= Instructions for the task =
Locate each line below that includes "this" and reproduce it.

───── Supplied information ─────

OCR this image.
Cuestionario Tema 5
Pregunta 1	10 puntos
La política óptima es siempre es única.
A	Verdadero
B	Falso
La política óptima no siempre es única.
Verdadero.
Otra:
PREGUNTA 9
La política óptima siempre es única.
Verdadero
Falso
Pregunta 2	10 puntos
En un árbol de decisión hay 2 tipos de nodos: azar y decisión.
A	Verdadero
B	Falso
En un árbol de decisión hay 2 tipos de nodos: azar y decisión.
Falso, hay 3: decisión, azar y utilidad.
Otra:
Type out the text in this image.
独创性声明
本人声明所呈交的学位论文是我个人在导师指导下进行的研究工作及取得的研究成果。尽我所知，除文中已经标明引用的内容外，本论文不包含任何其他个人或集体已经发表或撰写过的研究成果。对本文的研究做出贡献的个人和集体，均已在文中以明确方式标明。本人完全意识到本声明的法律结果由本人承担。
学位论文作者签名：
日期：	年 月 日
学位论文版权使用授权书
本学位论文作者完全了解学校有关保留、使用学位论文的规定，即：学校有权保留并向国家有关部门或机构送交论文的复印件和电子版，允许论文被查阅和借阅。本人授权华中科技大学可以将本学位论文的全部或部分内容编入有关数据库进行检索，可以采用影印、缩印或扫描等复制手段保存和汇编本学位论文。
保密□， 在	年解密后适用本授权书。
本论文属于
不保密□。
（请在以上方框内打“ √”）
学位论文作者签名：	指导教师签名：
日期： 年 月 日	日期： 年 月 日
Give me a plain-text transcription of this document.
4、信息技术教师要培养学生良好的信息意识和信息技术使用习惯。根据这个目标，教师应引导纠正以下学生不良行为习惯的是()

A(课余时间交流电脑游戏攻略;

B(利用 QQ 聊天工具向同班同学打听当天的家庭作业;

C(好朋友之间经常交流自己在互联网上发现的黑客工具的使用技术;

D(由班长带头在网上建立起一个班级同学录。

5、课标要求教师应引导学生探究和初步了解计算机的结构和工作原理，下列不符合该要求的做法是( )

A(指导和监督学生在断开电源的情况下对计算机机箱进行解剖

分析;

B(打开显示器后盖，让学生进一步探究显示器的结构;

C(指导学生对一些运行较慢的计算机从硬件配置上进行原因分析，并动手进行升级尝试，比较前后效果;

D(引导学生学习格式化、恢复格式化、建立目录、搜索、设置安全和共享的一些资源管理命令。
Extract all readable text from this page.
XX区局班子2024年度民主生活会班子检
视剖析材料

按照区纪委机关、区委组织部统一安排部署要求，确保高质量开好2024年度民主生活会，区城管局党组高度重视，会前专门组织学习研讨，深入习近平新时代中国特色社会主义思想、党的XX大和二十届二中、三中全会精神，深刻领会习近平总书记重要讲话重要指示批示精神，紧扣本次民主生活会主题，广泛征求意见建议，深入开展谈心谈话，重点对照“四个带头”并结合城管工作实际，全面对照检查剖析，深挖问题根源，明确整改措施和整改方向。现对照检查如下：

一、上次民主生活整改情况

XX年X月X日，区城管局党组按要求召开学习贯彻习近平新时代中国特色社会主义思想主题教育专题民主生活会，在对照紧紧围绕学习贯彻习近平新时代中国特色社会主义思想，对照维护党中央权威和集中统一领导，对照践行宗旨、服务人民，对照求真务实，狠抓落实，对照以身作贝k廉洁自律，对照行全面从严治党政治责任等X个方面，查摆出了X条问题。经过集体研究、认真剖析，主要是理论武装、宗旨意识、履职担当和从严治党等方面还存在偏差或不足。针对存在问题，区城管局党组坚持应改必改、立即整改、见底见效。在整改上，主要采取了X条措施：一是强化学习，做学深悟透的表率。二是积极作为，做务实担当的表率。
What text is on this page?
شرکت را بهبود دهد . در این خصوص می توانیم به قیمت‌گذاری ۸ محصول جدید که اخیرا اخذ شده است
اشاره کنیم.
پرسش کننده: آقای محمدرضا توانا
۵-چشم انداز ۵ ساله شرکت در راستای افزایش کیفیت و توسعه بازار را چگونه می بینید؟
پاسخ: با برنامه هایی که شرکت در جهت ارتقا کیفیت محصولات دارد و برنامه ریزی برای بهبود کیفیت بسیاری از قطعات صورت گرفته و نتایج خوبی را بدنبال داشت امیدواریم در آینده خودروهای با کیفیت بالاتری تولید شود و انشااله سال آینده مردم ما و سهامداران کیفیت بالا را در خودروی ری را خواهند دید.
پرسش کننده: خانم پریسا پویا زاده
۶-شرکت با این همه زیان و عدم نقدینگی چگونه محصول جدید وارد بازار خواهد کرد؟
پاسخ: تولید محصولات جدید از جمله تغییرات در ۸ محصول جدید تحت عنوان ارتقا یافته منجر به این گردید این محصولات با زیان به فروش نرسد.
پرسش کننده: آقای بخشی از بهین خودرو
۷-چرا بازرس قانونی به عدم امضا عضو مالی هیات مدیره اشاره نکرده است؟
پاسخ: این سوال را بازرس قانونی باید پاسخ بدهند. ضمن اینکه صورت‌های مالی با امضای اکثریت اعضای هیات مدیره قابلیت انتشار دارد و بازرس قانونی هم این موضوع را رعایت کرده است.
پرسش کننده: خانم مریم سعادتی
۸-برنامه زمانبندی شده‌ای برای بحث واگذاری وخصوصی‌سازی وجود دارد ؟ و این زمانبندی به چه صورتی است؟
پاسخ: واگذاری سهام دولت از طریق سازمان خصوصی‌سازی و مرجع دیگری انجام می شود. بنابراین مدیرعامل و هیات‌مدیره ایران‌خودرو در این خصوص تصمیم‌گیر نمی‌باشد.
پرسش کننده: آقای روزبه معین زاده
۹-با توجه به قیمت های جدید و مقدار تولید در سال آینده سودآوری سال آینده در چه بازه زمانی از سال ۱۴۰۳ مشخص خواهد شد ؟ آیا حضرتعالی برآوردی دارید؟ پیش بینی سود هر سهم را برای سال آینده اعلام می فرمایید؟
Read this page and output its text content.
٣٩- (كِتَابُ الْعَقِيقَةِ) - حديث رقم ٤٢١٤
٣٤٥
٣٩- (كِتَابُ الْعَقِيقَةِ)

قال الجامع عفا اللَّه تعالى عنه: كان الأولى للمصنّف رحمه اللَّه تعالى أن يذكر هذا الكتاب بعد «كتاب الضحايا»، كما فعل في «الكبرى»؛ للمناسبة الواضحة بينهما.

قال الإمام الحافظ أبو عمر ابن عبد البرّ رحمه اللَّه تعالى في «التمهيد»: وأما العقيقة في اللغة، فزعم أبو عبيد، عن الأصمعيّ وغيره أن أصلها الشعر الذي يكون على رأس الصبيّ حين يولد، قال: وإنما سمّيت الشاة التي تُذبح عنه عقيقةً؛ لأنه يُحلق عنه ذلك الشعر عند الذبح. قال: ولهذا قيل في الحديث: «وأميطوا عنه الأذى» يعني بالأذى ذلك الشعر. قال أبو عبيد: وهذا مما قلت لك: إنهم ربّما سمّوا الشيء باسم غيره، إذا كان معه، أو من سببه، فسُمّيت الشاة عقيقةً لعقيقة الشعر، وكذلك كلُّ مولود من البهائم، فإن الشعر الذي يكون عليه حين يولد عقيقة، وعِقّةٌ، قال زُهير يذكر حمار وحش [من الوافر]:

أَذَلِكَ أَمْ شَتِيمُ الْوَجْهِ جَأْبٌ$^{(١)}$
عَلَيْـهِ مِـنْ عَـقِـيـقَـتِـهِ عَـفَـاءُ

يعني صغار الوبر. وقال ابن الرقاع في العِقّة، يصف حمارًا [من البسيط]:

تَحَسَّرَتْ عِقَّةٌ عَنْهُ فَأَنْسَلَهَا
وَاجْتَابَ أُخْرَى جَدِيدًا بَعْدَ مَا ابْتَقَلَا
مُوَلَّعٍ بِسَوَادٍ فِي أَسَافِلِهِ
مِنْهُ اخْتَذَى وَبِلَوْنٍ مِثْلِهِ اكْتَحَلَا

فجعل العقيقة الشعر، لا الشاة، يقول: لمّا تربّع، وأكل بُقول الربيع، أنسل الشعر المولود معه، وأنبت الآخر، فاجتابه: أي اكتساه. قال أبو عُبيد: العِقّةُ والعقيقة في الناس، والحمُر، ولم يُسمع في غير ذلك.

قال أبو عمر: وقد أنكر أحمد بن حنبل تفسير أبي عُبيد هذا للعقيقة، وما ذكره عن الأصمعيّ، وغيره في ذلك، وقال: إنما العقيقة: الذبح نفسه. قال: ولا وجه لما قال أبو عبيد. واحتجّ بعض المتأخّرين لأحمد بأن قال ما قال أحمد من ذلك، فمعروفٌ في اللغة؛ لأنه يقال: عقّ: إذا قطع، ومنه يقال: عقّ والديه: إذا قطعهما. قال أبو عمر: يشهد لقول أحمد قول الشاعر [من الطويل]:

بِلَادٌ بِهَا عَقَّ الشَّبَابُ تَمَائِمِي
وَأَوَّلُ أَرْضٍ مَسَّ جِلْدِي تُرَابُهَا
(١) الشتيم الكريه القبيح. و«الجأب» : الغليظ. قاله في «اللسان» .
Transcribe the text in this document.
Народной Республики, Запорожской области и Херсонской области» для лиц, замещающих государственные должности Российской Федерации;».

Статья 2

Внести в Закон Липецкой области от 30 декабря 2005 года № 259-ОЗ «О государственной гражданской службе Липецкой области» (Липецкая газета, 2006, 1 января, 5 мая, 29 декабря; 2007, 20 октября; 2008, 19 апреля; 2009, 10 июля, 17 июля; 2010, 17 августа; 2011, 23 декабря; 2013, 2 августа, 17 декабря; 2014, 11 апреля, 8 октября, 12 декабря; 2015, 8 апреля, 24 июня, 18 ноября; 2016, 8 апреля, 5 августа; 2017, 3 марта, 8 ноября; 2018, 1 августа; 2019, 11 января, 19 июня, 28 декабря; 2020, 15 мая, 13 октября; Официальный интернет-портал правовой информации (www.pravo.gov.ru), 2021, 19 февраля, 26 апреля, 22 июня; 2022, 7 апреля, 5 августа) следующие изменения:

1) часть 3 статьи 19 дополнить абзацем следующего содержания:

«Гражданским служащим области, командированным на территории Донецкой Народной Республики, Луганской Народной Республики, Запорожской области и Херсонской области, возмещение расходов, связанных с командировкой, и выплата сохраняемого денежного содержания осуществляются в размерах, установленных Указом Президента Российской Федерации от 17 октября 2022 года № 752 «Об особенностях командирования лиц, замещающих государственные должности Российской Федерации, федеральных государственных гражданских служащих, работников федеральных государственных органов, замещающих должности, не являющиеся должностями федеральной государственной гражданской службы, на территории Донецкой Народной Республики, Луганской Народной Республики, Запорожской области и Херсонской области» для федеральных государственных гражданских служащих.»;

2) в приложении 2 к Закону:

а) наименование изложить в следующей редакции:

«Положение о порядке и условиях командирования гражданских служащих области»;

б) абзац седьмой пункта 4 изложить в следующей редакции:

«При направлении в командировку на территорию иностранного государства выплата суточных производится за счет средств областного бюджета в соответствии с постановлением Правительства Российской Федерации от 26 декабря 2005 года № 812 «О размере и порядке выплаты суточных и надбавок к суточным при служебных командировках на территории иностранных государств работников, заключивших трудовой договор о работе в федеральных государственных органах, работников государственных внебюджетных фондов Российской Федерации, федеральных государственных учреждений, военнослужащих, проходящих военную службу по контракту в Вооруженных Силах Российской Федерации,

─────

= Complete output =
OCR this image.
Type out the text in this image.
Give me a plain-text transcription of this document.
Extract all readable text from this page.
What text is on this page?
Read this page and output its text content.
Transcribe the text in this document.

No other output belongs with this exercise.